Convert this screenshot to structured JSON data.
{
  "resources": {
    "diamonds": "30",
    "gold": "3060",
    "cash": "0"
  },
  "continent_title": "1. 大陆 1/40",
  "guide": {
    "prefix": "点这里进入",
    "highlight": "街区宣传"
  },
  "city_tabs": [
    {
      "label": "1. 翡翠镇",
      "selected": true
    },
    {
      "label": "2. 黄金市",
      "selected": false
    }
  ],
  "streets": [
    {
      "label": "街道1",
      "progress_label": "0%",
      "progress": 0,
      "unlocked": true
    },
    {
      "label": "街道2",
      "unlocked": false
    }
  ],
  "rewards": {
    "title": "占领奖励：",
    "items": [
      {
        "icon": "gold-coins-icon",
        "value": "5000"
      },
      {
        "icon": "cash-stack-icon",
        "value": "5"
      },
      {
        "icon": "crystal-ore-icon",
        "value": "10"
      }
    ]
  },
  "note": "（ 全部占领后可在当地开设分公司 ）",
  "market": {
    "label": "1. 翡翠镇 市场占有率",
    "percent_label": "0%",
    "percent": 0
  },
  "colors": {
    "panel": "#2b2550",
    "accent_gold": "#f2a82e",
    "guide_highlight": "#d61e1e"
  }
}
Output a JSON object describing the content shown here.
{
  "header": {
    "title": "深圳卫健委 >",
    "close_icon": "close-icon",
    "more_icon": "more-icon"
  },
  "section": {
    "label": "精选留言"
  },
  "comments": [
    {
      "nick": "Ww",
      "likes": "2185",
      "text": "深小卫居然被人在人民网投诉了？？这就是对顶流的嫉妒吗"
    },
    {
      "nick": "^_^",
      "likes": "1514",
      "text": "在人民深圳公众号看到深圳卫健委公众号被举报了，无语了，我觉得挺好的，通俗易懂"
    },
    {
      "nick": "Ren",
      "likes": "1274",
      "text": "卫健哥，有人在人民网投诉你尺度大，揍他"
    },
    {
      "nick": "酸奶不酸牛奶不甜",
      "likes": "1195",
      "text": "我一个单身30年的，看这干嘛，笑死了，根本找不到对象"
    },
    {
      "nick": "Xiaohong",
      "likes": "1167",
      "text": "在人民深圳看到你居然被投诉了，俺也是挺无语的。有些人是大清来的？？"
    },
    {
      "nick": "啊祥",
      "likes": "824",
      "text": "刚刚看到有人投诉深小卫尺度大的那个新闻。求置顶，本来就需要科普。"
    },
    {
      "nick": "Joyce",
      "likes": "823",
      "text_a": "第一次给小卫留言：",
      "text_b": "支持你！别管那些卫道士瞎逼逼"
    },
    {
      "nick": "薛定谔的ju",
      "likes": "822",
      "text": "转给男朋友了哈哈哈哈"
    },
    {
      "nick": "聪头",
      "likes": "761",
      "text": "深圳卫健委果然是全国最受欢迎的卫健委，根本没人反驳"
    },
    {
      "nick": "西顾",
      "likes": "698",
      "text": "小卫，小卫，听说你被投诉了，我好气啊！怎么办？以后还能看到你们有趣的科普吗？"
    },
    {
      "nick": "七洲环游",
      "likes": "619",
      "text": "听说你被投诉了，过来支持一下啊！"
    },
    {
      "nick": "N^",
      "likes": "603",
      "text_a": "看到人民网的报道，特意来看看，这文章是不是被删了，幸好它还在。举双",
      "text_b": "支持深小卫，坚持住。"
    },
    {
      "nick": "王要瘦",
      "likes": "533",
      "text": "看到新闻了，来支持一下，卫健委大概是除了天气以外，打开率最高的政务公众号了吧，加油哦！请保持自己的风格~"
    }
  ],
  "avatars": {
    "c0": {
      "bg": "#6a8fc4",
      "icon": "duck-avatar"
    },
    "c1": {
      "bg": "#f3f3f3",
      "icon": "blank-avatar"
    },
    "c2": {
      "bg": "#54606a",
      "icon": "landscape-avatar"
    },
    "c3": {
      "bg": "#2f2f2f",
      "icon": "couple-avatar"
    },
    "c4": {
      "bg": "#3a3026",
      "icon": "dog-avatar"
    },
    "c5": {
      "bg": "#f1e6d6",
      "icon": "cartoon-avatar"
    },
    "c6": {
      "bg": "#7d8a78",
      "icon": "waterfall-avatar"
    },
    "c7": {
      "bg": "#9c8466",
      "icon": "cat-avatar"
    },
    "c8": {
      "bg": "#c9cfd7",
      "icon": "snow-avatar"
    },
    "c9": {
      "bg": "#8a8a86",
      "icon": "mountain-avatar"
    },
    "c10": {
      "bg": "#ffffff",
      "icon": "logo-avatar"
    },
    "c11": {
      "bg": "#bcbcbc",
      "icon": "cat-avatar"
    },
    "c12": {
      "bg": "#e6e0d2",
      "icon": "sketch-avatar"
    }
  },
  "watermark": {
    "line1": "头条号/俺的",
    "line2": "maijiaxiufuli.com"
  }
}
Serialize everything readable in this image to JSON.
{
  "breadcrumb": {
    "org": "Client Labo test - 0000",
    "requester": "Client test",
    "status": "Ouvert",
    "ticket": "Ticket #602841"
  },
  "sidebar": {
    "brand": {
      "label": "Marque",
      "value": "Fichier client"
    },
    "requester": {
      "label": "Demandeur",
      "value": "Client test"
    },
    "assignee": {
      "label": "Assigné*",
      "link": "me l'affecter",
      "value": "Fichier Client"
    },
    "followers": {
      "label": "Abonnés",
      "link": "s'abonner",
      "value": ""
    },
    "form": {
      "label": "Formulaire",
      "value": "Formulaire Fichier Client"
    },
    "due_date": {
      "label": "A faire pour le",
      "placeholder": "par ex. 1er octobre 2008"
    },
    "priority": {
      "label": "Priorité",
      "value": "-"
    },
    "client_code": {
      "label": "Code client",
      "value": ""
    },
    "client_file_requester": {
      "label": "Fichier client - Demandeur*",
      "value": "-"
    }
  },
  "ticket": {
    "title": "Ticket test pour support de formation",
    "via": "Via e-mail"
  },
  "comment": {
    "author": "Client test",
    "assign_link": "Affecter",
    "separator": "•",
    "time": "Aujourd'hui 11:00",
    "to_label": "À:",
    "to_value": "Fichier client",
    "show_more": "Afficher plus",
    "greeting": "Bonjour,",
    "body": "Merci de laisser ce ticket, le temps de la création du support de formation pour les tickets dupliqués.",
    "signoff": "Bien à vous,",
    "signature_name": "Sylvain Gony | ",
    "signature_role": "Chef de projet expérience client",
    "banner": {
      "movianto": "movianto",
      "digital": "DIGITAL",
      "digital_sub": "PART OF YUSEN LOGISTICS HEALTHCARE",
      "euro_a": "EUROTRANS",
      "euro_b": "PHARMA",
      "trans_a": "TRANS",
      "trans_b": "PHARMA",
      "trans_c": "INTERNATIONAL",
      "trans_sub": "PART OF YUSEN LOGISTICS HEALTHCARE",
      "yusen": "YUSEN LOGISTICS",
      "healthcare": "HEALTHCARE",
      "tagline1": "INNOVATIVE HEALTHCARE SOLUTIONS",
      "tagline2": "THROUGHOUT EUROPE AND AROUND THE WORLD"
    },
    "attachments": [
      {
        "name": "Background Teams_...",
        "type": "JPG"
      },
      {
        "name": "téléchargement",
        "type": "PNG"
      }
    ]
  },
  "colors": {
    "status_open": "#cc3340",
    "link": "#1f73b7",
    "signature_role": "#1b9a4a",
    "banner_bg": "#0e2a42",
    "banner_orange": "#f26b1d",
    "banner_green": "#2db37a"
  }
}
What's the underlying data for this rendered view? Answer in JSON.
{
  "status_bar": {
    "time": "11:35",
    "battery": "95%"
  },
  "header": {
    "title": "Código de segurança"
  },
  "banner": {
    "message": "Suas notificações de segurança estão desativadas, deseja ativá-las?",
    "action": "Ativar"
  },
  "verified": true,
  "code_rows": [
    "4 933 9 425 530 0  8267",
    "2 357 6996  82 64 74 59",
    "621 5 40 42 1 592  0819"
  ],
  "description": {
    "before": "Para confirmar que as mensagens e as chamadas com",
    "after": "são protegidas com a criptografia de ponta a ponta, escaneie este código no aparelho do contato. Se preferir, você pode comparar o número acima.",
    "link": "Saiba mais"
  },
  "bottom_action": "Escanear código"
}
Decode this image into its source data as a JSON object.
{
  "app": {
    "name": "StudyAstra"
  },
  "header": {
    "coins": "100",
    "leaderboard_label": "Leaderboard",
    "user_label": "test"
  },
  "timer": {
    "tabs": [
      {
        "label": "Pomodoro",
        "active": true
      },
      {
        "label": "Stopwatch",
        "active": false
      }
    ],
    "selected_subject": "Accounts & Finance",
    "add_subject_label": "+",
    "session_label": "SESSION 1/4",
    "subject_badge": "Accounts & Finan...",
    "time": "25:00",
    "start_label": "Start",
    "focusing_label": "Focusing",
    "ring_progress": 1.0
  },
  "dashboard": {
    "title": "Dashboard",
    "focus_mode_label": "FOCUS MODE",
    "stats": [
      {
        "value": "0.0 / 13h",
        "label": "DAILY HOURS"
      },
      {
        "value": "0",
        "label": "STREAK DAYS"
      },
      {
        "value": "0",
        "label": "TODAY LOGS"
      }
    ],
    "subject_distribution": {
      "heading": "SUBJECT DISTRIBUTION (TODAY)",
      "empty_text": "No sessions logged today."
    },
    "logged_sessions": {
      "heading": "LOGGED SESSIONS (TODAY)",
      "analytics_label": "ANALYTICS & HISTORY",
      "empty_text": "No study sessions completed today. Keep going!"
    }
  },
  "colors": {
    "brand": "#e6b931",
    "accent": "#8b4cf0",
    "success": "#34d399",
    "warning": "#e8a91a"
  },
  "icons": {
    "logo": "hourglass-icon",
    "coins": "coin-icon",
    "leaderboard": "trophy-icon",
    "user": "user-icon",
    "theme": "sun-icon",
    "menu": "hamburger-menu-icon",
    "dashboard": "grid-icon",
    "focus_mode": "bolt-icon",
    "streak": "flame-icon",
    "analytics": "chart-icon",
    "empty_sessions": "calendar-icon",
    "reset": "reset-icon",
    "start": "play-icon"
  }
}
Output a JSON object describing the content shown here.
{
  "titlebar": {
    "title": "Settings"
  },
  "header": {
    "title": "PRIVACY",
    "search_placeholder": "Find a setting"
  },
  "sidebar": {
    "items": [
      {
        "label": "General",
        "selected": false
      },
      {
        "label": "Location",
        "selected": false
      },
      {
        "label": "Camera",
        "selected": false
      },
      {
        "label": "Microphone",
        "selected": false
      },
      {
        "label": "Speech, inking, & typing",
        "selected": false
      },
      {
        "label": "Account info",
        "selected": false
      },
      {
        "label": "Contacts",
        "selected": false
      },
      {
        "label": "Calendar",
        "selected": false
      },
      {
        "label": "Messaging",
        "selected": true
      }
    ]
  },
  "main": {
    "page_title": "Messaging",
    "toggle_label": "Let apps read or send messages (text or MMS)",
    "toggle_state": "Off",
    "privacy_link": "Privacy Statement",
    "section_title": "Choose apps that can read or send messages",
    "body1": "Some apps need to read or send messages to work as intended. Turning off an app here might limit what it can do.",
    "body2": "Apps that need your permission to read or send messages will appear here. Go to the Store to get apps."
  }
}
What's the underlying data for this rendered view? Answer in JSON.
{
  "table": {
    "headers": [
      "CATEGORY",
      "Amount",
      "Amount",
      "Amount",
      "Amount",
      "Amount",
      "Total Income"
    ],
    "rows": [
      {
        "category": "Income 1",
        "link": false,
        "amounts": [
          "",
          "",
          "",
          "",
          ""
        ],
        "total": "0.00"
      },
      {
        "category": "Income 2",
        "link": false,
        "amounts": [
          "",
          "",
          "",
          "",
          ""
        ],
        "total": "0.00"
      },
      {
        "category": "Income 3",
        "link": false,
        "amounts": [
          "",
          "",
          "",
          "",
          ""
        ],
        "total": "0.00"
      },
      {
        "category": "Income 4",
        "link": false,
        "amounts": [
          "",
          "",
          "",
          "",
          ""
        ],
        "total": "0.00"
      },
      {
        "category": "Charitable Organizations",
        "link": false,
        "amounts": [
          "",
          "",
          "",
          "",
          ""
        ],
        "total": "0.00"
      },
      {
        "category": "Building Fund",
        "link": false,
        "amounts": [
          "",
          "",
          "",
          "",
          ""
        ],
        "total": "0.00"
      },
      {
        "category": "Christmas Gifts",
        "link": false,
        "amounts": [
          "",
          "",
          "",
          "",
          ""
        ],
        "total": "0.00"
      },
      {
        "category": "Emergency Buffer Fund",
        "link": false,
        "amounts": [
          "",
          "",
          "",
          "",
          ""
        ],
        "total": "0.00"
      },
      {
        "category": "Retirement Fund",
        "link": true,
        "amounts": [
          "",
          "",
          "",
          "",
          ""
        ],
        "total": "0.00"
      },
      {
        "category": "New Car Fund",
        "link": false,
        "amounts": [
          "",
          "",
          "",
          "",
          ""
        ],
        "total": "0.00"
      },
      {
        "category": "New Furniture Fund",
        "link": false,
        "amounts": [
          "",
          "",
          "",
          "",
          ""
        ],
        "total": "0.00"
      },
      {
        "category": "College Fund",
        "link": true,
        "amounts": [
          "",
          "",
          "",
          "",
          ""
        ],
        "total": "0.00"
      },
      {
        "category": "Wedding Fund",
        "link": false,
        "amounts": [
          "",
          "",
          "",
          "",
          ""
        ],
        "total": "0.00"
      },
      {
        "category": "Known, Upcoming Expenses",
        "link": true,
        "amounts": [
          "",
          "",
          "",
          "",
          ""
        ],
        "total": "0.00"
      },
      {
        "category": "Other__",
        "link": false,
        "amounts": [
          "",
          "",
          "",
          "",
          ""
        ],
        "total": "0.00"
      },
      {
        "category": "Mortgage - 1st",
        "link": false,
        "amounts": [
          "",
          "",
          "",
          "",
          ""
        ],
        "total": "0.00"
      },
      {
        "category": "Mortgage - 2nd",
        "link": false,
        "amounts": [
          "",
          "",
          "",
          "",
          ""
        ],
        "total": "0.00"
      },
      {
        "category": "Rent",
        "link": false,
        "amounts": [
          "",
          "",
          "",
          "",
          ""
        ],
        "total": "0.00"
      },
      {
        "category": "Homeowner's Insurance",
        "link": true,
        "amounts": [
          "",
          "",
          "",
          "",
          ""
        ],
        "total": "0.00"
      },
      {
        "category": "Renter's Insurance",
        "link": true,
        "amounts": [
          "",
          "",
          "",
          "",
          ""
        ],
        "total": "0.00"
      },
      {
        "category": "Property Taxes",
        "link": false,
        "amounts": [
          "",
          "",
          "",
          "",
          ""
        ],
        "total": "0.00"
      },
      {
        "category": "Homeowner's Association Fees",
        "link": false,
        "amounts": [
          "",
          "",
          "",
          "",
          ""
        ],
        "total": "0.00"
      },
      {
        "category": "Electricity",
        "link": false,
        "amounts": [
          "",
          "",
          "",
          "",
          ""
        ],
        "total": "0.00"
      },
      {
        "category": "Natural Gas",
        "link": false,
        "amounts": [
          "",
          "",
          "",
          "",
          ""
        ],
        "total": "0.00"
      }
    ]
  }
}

- Written request:
Copy every line from the entries that contains the word "test".

- Worked solution:
    "org": "Client Labo test - 0000",
    "requester": "Client test",
      "value": "Client test"
    "title": "Ticket test pour support de formation",
    "author": "Client test",
    "user_label": "test"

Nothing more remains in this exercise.